- _TASK DATA_
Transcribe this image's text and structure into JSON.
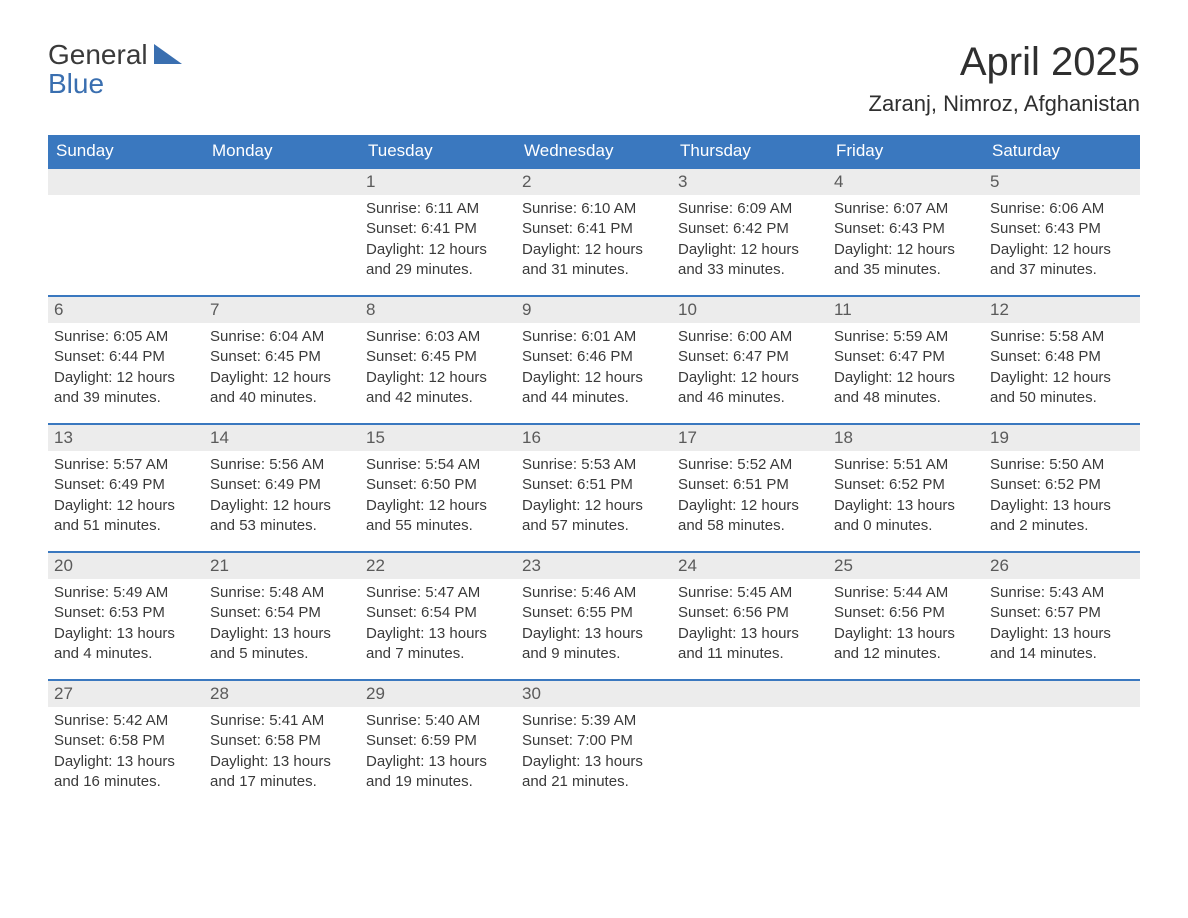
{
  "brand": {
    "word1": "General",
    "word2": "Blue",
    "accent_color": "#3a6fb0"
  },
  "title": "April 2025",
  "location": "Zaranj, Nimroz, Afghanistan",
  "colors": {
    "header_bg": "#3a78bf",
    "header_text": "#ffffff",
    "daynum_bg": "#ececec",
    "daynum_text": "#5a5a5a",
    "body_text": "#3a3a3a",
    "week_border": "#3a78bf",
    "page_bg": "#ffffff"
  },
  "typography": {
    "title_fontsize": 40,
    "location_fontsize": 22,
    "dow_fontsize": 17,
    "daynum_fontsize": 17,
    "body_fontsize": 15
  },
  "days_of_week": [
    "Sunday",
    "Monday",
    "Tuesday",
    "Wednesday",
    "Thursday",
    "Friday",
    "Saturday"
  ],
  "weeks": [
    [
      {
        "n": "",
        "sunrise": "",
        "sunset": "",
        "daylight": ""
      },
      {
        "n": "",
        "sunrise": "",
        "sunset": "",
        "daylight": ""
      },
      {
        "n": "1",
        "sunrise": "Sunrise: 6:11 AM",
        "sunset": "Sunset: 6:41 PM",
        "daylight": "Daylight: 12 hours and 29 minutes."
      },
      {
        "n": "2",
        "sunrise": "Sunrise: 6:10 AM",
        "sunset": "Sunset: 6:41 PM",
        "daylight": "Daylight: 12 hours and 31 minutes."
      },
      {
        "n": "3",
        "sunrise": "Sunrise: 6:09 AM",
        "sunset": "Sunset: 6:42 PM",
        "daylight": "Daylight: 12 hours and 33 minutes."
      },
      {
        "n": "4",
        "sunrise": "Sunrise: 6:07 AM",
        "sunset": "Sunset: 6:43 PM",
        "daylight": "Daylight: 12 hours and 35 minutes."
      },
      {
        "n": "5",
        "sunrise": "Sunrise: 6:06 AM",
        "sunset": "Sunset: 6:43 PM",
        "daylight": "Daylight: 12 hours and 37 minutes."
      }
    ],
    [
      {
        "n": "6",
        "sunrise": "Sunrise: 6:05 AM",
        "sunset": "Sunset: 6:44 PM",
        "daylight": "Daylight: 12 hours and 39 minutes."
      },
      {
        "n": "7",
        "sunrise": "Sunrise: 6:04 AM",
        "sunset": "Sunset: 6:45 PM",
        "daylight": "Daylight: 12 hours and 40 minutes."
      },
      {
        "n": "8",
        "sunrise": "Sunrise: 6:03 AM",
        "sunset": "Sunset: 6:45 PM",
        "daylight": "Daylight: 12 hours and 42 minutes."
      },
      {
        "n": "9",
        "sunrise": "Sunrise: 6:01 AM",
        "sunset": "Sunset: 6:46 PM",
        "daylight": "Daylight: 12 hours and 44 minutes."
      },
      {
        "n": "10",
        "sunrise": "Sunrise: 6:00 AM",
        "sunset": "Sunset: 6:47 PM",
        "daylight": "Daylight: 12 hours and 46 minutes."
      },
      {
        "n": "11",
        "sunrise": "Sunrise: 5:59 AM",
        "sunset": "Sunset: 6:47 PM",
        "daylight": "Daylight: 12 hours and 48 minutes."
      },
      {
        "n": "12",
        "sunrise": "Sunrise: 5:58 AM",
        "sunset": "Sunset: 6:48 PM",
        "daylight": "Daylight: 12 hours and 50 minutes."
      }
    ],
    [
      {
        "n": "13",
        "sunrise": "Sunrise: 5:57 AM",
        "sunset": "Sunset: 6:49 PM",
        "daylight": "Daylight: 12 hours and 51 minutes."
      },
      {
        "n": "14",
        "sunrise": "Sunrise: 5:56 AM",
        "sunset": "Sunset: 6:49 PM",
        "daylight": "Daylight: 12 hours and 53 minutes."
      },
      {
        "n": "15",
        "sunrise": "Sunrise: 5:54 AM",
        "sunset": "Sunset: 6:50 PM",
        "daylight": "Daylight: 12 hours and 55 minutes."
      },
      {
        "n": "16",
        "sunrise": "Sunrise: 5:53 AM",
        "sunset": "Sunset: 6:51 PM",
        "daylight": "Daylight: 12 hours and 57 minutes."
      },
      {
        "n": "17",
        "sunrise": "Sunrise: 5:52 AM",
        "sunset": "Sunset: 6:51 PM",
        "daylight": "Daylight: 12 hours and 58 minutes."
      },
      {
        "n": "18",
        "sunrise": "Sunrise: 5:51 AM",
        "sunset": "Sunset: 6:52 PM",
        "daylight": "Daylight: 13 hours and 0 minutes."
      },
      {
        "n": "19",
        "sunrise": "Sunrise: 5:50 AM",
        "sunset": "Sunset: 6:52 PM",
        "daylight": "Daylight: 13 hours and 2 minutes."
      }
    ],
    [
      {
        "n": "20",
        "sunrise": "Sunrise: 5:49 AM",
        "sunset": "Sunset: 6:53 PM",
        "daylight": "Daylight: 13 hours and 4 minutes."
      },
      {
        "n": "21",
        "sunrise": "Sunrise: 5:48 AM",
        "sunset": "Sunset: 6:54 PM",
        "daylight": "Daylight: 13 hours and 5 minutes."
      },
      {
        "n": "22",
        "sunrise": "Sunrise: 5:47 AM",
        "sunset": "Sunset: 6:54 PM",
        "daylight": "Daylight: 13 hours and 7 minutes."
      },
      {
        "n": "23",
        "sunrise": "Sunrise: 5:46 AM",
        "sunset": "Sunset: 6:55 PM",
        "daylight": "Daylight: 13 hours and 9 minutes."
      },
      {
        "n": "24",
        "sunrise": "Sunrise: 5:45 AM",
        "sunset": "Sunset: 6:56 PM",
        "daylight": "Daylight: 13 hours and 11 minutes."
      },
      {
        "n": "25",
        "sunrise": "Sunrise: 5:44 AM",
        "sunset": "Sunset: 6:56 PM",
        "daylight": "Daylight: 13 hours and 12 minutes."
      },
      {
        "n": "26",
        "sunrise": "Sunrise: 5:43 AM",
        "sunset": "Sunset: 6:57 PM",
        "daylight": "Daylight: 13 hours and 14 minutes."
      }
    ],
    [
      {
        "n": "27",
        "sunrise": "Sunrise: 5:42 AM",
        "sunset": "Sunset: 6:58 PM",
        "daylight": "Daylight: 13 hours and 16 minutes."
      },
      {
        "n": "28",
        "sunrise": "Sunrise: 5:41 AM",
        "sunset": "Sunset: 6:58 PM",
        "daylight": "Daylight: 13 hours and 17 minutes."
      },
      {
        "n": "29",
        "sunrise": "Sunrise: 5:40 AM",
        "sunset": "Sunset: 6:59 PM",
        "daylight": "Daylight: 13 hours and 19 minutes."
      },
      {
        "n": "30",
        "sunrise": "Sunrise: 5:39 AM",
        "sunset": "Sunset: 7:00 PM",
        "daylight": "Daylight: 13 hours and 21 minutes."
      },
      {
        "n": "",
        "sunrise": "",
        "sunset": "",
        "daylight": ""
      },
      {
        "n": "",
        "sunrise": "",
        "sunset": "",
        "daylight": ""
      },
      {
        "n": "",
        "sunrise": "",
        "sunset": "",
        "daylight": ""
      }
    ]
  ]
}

- _PROBLEM TO WORK ON_
Reproduce the listing word for word and omit its pictures.

- _OUTPUT OF THE EXERCISE_
Transcribe this image's text and structure into JSON.
{
  "brand": {
    "word1": "General",
    "word2": "Blue",
    "accent_color": "#3a6fb0"
  },
  "title": "April 2025",
  "location": "Zaranj, Nimroz, Afghanistan",
  "colors": {
    "header_bg": "#3a78bf",
    "header_text": "#ffffff",
    "daynum_bg": "#ececec",
    "daynum_text": "#5a5a5a",
    "body_text": "#3a3a3a",
    "week_border": "#3a78bf",
    "page_bg": "#ffffff"
  },
  "typography": {
    "title_fontsize": 40,
    "location_fontsize": 22,
    "dow_fontsize": 17,
    "daynum_fontsize": 17,
    "body_fontsize": 15
  },
  "days_of_week": [
    "Sunday",
    "Monday",
    "Tuesday",
    "Wednesday",
    "Thursday",
    "Friday",
    "Saturday"
  ],
  "weeks": [
    [
      {
        "n": "",
        "sunrise": "",
        "sunset": "",
        "daylight": ""
      },
      {
        "n": "",
        "sunrise": "",
        "sunset": "",
        "daylight": ""
      },
      {
        "n": "1",
        "sunrise": "Sunrise: 6:11 AM",
        "sunset": "Sunset: 6:41 PM",
        "daylight": "Daylight: 12 hours and 29 minutes."
      },
      {
        "n": "2",
        "sunrise": "Sunrise: 6:10 AM",
        "sunset": "Sunset: 6:41 PM",
        "daylight": "Daylight: 12 hours and 31 minutes."
      },
      {
        "n": "3",
        "sunrise": "Sunrise: 6:09 AM",
        "sunset": "Sunset: 6:42 PM",
        "daylight": "Daylight: 12 hours and 33 minutes."
      },
      {
        "n": "4",
        "sunrise": "Sunrise: 6:07 AM",
        "sunset": "Sunset: 6:43 PM",
        "daylight": "Daylight: 12 hours and 35 minutes."
      },
      {
        "n": "5",
        "sunrise": "Sunrise: 6:06 AM",
        "sunset": "Sunset: 6:43 PM",
        "daylight": "Daylight: 12 hours and 37 minutes."
      }
    ],
    [
      {
        "n": "6",
        "sunrise": "Sunrise: 6:05 AM",
        "sunset": "Sunset: 6:44 PM",
        "daylight": "Daylight: 12 hours and 39 minutes."
      },
      {
        "n": "7",
        "sunrise": "Sunrise: 6:04 AM",
        "sunset": "Sunset: 6:45 PM",
        "daylight": "Daylight: 12 hours and 40 minutes."
      },
      {
        "n": "8",
        "sunrise": "Sunrise: 6:03 AM",
        "sunset": "Sunset: 6:45 PM",
        "daylight": "Daylight: 12 hours and 42 minutes."
      },
      {
        "n": "9",
        "sunrise": "Sunrise: 6:01 AM",
        "sunset": "Sunset: 6:46 PM",
        "daylight": "Daylight: 12 hours and 44 minutes."
      },
      {
        "n": "10",
        "sunrise": "Sunrise: 6:00 AM",
        "sunset": "Sunset: 6:47 PM",
        "daylight": "Daylight: 12 hours and 46 minutes."
      },
      {
        "n": "11",
        "sunrise": "Sunrise: 5:59 AM",
        "sunset": "Sunset: 6:47 PM",
        "daylight": "Daylight: 12 hours and 48 minutes."
      },
      {
        "n": "12",
        "sunrise": "Sunrise: 5:58 AM",
        "sunset": "Sunset: 6:48 PM",
        "daylight": "Daylight: 12 hours and 50 minutes."
      }
    ],
    [
      {
        "n": "13",
        "sunrise": "Sunrise: 5:57 AM",
        "sunset": "Sunset: 6:49 PM",
        "daylight": "Daylight: 12 hours and 51 minutes."
      },
      {
        "n": "14",
        "sunrise": "Sunrise: 5:56 AM",
        "sunset": "Sunset: 6:49 PM",
        "daylight": "Daylight: 12 hours and 53 minutes."
      },
      {
        "n": "15",
        "sunrise": "Sunrise: 5:54 AM",
        "sunset": "Sunset: 6:50 PM",
        "daylight": "Daylight: 12 hours and 55 minutes."
      },
      {
        "n": "16",
        "sunrise": "Sunrise: 5:53 AM",
        "sunset": "Sunset: 6:51 PM",
        "daylight": "Daylight: 12 hours and 57 minutes."
      },
      {
        "n": "17",
        "sunrise": "Sunrise: 5:52 AM",
        "sunset": "Sunset: 6:51 PM",
        "daylight": "Daylight: 12 hours and 58 minutes."
      },
      {
        "n": "18",
        "sunrise": "Sunrise: 5:51 AM",
        "sunset": "Sunset: 6:52 PM",
        "daylight": "Daylight: 13 hours and 0 minutes."
      },
      {
        "n": "19",
        "sunrise": "Sunrise: 5:50 AM",
        "sunset": "Sunset: 6:52 PM",
        "daylight": "Daylight: 13 hours and 2 minutes."
      }
    ],
    [
      {
        "n": "20",
        "sunrise": "Sunrise: 5:49 AM",
        "sunset": "Sunset: 6:53 PM",
        "daylight": "Daylight: 13 hours and 4 minutes."
      },
      {
        "n": "21",
        "sunrise": "Sunrise: 5:48 AM",
        "sunset": "Sunset: 6:54 PM",
        "daylight": "Daylight: 13 hours and 5 minutes."
      },
      {
        "n": "22",
        "sunrise": "Sunrise: 5:47 AM",
        "sunset": "Sunset: 6:54 PM",
        "daylight": "Daylight: 13 hours and 7 minutes."
      },
      {
        "n": "23",
        "sunrise": "Sunrise: 5:46 AM",
        "sunset": "Sunset: 6:55 PM",
        "daylight": "Daylight: 13 hours and 9 minutes."
      },
      {
        "n": "24",
        "sunrise": "Sunrise: 5:45 AM",
        "sunset": "Sunset: 6:56 PM",
        "daylight": "Daylight: 13 hours and 11 minutes."
      },
      {
        "n": "25",
        "sunrise": "Sunrise: 5:44 AM",
        "sunset": "Sunset: 6:56 PM",
        "daylight": "Daylight: 13 hours and 12 minutes."
      },
      {
        "n": "26",
        "sunrise": "Sunrise: 5:43 AM",
        "sunset": "Sunset: 6:57 PM",
        "daylight": "Daylight: 13 hours and 14 minutes."
      }
    ],
    [
      {
        "n": "27",
        "sunrise": "Sunrise: 5:42 AM",
        "sunset": "Sunset: 6:58 PM",
        "daylight": "Daylight: 13 hours and 16 minutes."
      },
      {
        "n": "28",
        "sunrise": "Sunrise: 5:41 AM",
        "sunset": "Sunset: 6:58 PM",
        "daylight": "Daylight: 13 hours and 17 minutes."
      },
      {
        "n": "29",
        "sunrise": "Sunrise: 5:40 AM",
        "sunset": "Sunset: 6:59 PM",
        "daylight": "Daylight: 13 hours and 19 minutes."
      },
      {
        "n": "30",
        "sunrise": "Sunrise: 5:39 AM",
        "sunset": "Sunset: 7:00 PM",
        "daylight": "Daylight: 13 hours and 21 minutes."
      },
      {
        "n": "",
        "sunrise": "",
        "sunset": "",
        "daylight": ""
      },
      {
        "n": "",
        "sunrise": "",
        "sunset": "",
        "daylight": ""
      },
      {
        "n": "",
        "sunrise": "",
        "sunset": "",
        "daylight": ""
      }
    ]
  ]
}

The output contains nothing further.